_What you have to do_
Determine how many lines include the word "rank", then give that number and nothing more.

[Items from a figure collection]

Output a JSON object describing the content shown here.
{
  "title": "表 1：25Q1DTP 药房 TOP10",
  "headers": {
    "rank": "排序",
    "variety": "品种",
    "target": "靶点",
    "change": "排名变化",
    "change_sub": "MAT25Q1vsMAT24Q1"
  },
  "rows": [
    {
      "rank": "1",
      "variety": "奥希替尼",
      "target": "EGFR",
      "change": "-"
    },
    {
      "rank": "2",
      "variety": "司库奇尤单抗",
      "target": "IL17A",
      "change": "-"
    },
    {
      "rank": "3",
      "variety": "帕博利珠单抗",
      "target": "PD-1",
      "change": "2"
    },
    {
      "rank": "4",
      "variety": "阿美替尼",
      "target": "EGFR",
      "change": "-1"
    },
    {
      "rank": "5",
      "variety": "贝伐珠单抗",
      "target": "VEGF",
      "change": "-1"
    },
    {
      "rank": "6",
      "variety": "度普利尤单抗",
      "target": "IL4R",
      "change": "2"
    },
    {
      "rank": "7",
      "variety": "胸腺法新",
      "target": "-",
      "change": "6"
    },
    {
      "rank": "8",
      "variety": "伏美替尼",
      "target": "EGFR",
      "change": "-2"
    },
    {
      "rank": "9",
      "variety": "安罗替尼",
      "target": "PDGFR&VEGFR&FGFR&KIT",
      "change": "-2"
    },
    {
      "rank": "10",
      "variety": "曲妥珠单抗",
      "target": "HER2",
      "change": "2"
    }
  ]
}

_Result for this task_
11